───── TASK INPUT ─────
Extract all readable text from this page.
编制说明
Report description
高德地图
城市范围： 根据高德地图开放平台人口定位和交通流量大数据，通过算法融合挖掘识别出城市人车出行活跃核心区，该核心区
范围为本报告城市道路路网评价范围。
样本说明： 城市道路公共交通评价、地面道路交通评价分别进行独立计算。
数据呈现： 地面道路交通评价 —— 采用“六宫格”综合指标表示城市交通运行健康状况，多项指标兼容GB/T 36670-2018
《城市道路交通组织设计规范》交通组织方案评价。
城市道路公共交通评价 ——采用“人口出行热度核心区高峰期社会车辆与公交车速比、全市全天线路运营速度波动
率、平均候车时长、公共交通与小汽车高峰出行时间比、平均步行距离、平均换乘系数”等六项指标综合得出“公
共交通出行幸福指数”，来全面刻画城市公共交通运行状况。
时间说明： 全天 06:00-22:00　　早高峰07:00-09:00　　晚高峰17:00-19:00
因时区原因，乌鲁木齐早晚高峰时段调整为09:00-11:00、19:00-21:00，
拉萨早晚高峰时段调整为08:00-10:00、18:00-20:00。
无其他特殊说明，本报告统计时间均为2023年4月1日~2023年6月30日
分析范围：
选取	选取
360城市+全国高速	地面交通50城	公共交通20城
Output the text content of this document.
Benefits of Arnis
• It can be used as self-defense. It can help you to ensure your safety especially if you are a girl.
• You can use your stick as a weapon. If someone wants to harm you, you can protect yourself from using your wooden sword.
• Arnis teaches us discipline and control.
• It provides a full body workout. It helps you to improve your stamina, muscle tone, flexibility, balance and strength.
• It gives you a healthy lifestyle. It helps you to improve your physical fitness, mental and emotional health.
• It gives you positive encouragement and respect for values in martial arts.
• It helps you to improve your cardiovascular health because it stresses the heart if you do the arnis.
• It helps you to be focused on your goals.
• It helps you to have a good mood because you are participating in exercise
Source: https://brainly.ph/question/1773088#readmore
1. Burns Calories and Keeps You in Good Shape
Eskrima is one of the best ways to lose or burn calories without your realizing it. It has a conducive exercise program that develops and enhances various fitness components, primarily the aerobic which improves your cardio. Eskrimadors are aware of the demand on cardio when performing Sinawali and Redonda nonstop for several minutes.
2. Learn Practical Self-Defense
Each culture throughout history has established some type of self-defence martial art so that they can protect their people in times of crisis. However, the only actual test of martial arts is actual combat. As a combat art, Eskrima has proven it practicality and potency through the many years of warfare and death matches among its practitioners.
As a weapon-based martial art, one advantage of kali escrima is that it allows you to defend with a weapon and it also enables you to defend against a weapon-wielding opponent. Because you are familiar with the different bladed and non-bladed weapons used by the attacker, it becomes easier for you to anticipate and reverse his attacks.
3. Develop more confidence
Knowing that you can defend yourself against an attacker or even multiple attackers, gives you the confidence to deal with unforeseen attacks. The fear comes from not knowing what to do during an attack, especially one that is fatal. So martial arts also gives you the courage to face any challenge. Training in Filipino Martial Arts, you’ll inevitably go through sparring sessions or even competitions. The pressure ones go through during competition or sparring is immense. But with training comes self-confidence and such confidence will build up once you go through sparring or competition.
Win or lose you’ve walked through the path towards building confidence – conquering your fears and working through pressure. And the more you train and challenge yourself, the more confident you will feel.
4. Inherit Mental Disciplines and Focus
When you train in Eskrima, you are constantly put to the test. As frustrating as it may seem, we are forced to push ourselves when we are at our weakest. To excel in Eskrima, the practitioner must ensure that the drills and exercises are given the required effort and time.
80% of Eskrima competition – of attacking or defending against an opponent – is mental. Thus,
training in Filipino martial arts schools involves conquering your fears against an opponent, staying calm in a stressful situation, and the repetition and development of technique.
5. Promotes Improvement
─────
───── TASK INPUT ─────
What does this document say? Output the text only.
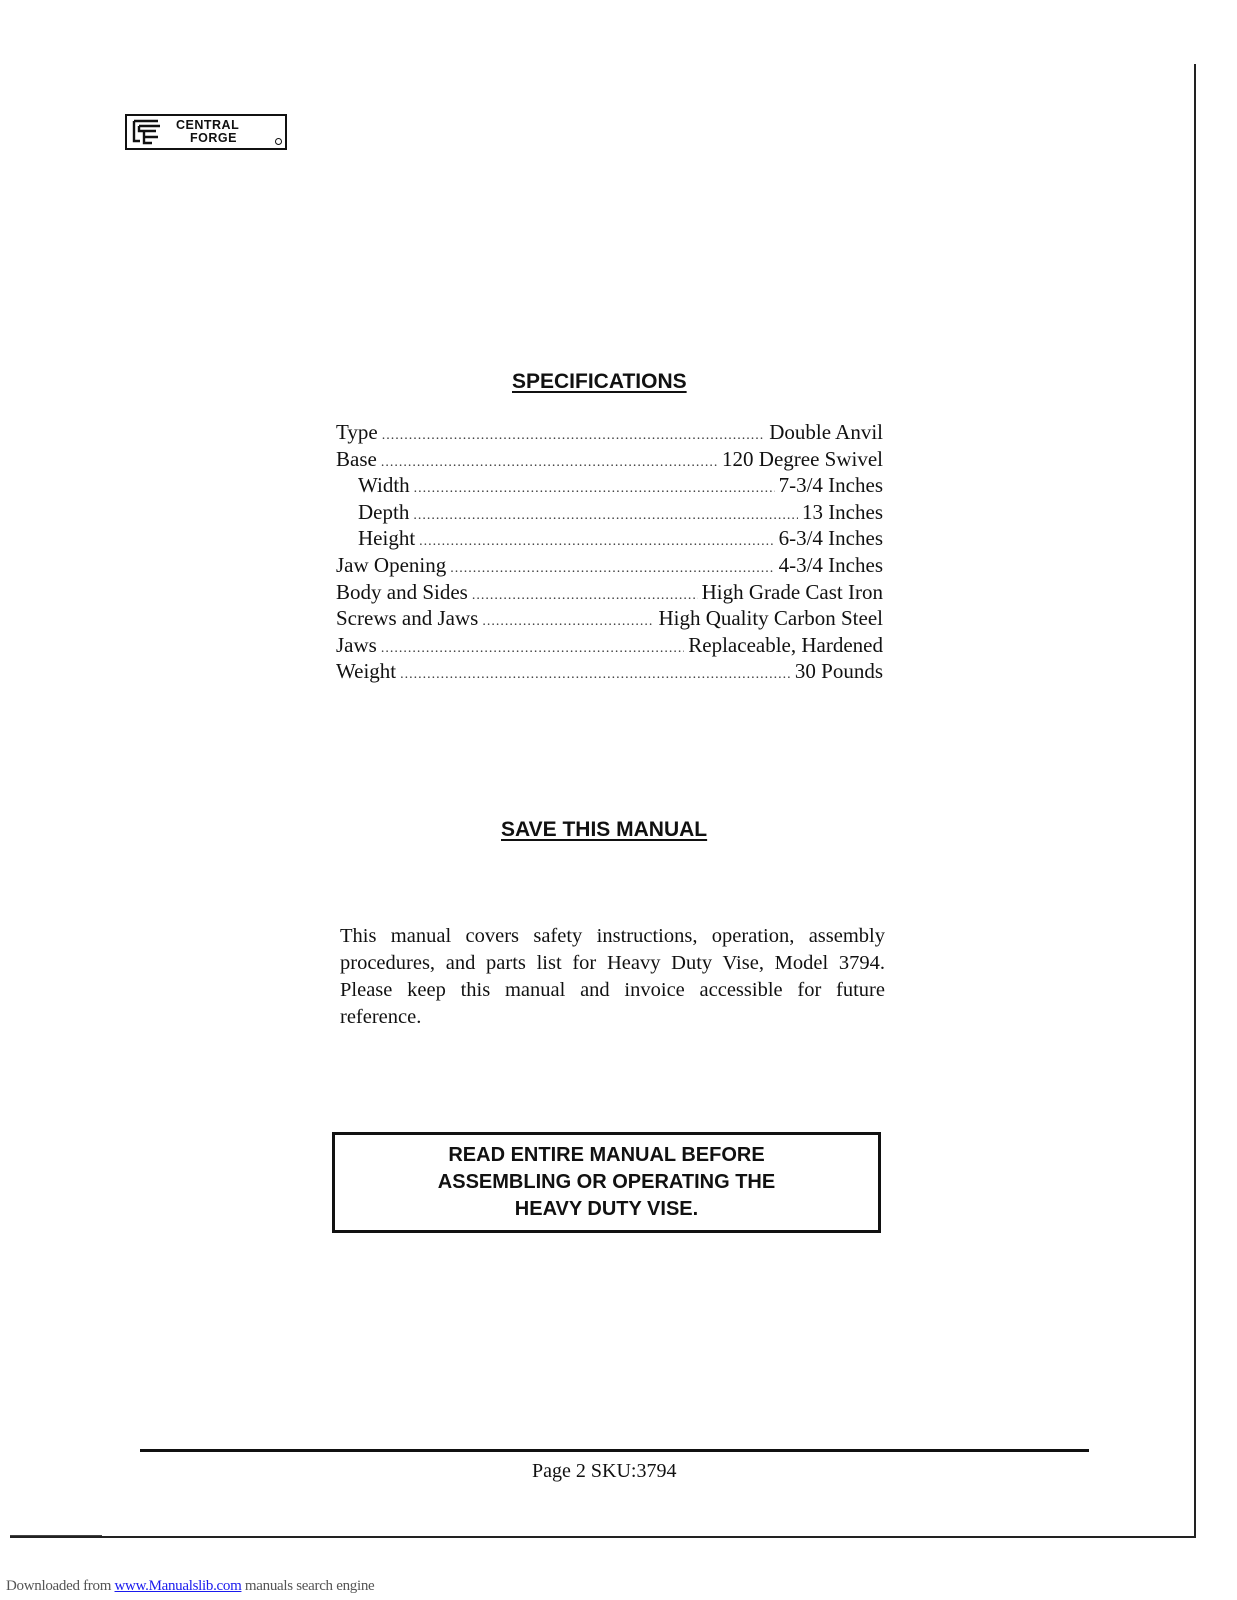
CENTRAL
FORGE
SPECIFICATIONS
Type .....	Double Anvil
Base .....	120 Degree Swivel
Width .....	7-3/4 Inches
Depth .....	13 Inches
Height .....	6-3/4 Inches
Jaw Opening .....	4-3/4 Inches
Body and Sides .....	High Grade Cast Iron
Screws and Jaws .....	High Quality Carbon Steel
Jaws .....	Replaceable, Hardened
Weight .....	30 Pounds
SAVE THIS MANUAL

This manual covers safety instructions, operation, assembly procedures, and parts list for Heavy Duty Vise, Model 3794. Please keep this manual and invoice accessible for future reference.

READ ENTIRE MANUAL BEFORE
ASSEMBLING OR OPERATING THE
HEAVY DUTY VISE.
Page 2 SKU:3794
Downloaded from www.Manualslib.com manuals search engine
─────
Gather each line from the entries above that includes the word "health".

• It gives you a healthy lifestyle. It helps you to improve your physical fitness, mental and emotional health.
• It helps you to improve your cardiovascular health because it stresses the heart if you do the arnis.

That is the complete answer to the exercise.